== Given exercise ==
Extract the lines that hold the string "ELEMENT".

## begin

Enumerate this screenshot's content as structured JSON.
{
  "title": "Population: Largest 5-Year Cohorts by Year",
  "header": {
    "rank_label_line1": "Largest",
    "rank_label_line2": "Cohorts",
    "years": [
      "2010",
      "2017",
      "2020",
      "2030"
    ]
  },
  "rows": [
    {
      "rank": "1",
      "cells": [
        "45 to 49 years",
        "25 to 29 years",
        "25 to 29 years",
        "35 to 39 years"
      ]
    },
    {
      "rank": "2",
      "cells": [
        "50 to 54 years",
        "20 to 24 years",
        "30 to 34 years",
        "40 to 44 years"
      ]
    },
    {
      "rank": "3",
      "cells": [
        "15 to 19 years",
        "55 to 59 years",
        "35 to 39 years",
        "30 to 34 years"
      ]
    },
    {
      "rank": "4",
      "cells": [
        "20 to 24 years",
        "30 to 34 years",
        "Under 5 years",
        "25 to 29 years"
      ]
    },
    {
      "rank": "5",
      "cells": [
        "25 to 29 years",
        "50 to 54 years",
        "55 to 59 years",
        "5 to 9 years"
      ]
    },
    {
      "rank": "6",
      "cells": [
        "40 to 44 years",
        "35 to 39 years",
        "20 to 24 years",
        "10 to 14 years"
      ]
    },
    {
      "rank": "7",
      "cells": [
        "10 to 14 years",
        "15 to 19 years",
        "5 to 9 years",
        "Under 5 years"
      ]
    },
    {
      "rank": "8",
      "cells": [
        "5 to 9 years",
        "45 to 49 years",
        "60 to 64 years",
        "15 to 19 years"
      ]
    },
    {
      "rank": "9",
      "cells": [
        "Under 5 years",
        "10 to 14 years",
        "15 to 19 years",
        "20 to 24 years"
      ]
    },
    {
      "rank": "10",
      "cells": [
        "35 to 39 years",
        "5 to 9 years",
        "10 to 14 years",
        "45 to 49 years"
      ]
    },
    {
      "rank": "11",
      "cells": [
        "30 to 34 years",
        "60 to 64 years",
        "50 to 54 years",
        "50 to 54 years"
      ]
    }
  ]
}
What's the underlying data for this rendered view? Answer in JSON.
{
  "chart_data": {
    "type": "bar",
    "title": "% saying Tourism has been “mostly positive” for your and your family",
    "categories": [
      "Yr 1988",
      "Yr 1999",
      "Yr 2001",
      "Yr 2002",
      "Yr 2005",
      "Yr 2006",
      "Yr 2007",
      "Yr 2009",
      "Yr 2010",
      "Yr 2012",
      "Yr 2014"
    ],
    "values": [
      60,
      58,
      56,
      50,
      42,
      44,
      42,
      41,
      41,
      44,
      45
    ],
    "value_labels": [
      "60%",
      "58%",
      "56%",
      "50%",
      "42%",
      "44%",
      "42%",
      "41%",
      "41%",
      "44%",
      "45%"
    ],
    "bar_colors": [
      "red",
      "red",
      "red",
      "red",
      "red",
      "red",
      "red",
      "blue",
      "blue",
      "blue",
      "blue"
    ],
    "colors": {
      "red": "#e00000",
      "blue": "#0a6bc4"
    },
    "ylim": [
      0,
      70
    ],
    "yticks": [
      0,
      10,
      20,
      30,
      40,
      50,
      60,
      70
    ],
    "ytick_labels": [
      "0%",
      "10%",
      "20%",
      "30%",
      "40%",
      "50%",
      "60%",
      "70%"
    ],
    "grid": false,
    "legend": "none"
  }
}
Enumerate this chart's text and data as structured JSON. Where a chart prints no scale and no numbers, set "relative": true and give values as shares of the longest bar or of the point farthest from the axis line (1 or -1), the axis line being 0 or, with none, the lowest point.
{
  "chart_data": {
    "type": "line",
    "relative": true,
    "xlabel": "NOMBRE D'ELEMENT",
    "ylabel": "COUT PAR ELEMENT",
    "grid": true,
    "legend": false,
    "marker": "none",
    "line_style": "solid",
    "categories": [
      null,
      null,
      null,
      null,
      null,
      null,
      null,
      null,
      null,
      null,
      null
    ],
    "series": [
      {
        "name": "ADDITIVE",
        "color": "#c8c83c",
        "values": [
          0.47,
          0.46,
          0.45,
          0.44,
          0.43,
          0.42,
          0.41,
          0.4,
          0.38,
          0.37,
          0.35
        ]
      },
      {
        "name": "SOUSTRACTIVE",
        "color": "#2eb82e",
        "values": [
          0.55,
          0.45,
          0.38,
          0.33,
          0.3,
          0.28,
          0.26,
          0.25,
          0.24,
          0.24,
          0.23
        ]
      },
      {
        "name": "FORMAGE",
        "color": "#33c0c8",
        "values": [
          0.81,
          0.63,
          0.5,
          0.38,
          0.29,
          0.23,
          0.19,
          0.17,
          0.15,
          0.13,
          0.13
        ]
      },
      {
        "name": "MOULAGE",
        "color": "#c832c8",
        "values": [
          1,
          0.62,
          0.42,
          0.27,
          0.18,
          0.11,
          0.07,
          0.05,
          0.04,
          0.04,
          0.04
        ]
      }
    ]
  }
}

## end

== Output of the exercise ==
    "xlabel": "NOMBRE D'ELEMENT",
    "ylabel": "COUT PAR ELEMENT",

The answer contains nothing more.